Obra-prima do Teatro do Absurdo de Samuel Beckett, “Esperando Godot” sempre esteve à espera de uma adaptação cinematográfica. A qual Beckett resistia por temer que o espírito de dissonância original da peça fosse perdido na linguagem fílmica. Mas o projeto “Beckett in Film” do diretor irlandês Michael Lindsay-Hogg certamente superou esses temores de Beckett. Em “Esperando Godot” (2001), a peça em dois atos em que nada acontece ganha novos tons, principalmente gnósticos: por que dois mendigos à espera do misterioso Godot que nunca aparece, simplesmente não viram as costas e vão embora? O que temem? O absurdo e surrealismo de “Esperando Godot” é apenas a superfície de um horror metafísico de Beckett que parece remeter ao trauma do Holocausto: como foi possível uma barbárie jamais vista na Segunda Guerra Mundial? Que cosmos é esse em que vivemos que cria condições para acontecer horrores que jamais deveriam acontecer?

Desde a estreia da obra-prima do chamado “Teatro do Absurdo” de Samuel Beckett, “Esperando Godot”, em 1953, a peça tem sido objeto de muitos debates e interpretações. Mas, sem dúvida, estava à espera de uma adaptação do palco para a tela do cinema.

Quando vivo, Beckett recusou um projeto do grande diretor sueco Ingmar Bergman de fazer uma adaptação fílmica: Beckett temia que a mão pesada de um diretor de filmes “de arte” prejudicasse a dissonância do absurdo de “Esperando Godot”.

Mas em 2001, o diretor irlandês (pátria de Beckett) Michael Lindsay-Hogg criou para uma TV irlandesa o projeto “Beckett in Film”: filmar todas as peças do dramaturgo). E “Esperando Godot” foi o filme de estreia. Diferente de outras versões anteriores para TV que, muitas vezes, acabavam transformando a peça num musical, com trilha e uso excessivo de close-ups.

-------

# Tarefas
a) Reproduza, no trecho sobre “Esperando Godot”, tudo desde “Mas em 2001, o” até “excessivo de close-ups.”.
b) Segundo o trecho sobre “Esperando Godot”, de qual diretor Beckett recusou um projeto de adaptação fílmica?
c) Retome o texto sobre a adaptação de “Esperando Godot” para o cinema a partir do ponto em que ele termina.

# Dados registrados

-------

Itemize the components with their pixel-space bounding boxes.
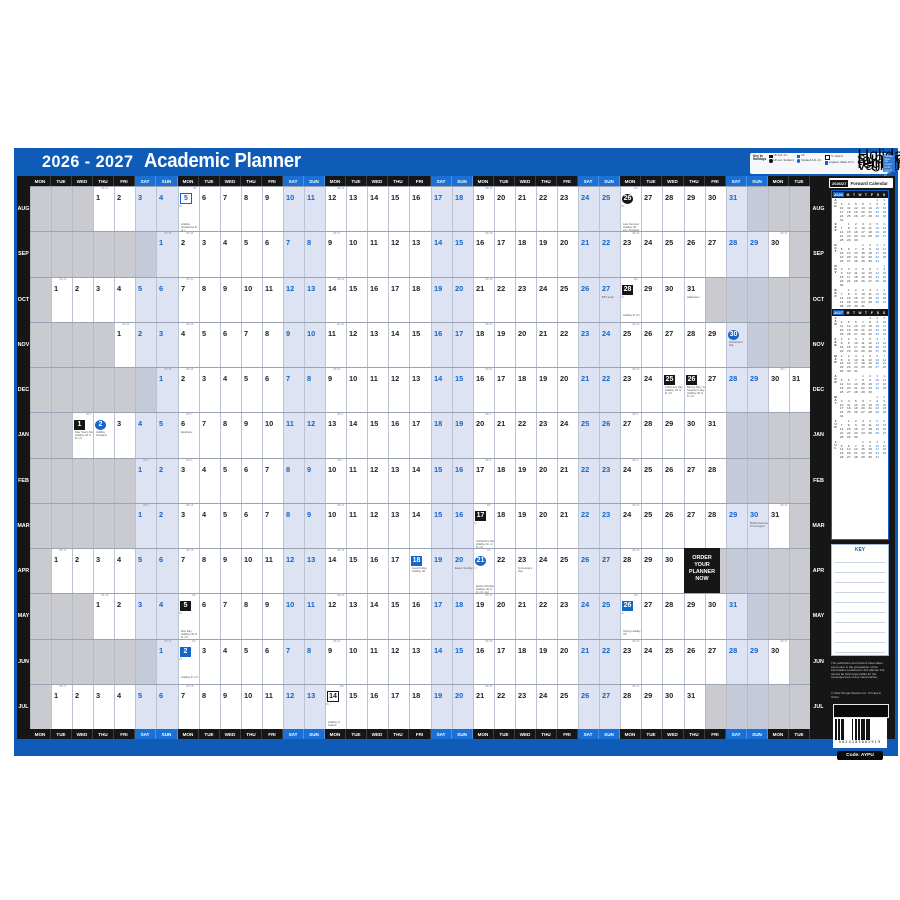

-------

# Resultados esperados
a)
Mas em 2001, o diretor irlandês (pátria de Beckett) Michael Lindsay-Hogg criou para uma TV irlandesa o projeto “Beckett in Film”: filmar todas as peças do dramaturgo). E “Esperando Godot” foi o filme de estreia. Diferente de outras versões anteriores para TV que, muitas vezes, acabavam transformando a peça num musical, com trilha e uso excessivo de close-ups.

b) Ingmar Bergman.

c)
Ao contrário, Esperando Godotde Lindsay-Hogg é minimalista: câmera discreta, e cenografia básica: apenas uma árvore seca que decora a curva de uma estrada de terra cercada de pedras e poeira, com pequenas colinas formadas por entulhos para quebrar a monotonia da paisagem. Um filme respeitoso e reverente a Beckett.

Nada acontece

A rigor, “Esperando Godot” é uma peça em dois atos em que nada acontece: dois falantes mendigos em uma paisagem desolada que esperam a chegada de um misterioso Godot que cada vez mais torna-se improvável sua chegada. Outros três personagens surgem em sequências semelhantes para cada ato, criando no espectador uma sensação de circularidade, eterno retorno, marcado por longos diálogos cujo dilema em essência é o seguinte: “Não posso continuar esperando, mas eu tenho que continuar esperando…”.

Muitos atribuem o sentido da peça ao contexto do trauma pós-Segunda Guerra Mundial: como seguir a vida em frente após o trauma do Holocausto, mortes e destruição em escala jamais vista? Dois protagonistas num drama existencial de confinamento à espera de um misterioso Godot que quebre aquele círculo vicioso e faça o tempo (ou a História?) andar para frente.

Mas o surrealismo existencial da peça sugere algo mais além e metafísico sobre as grandes questões da humanidade: o seu propósito nesse cosmos, a possível presença de um poder superior e a sua resistência desafiadora a qualquer explicação ou interpretação simples.

Por exemplo, Theodor Adorno via em Beckett o mesmo princípio da cosmogonia gnóstica: o mundo criado para nós é radicalmente mal. E diante dele não há reconciliação possível.

 

O Filme

Vladimir (Barry McGovern) o tempo inteiro tenta ser racional, procura algum sentido ou propósito da situação. Procura pistas sobre quem é Godot: sua aparência, onde vive, o que faz. Mas o máximo que descobre é que Godot tem barbas brancas.

Ao contrário, Estragon (Johnny Murphy) é mais “pé no chão” e realista – ele sempre está com fome e sente suas botas apertadas e preocupa-se com seus pés machucados. Tudo que quer é apenas dormir para ver se o tempo passa mais rápido.

“O tempo parece que passa mais rápido quando a gente de diverte”, afirma Estragon a certa altura, em seus jogos de palavras e diálogos infindáveis com seu amigo de desgraças.

O Tempo é a questão importante que perpassa os dois atos: os personagens perdem a noção de tempo – suas únicas referências são o por do Sol, o crepúsculo e a Lua cenográfica que sobe no fundo da paisagem desolada. No segundo ato, surgem pequenas folhas verdes na árvore aparentemente morta. Como nos antigos, o Tempo é regido pelas estações do ano, o Sol e a Lua. Em síntese, um tempo cíclico que poderia ser rompido com a chegada de Godot.

Vladimir e Estragon vivem uma situação análoga a prisioneiros em um campo de concentração? Sabemos que uma das técnicas para quebrar o moral de prisioneiros é fazê-los perder a noção cronológica do tempo.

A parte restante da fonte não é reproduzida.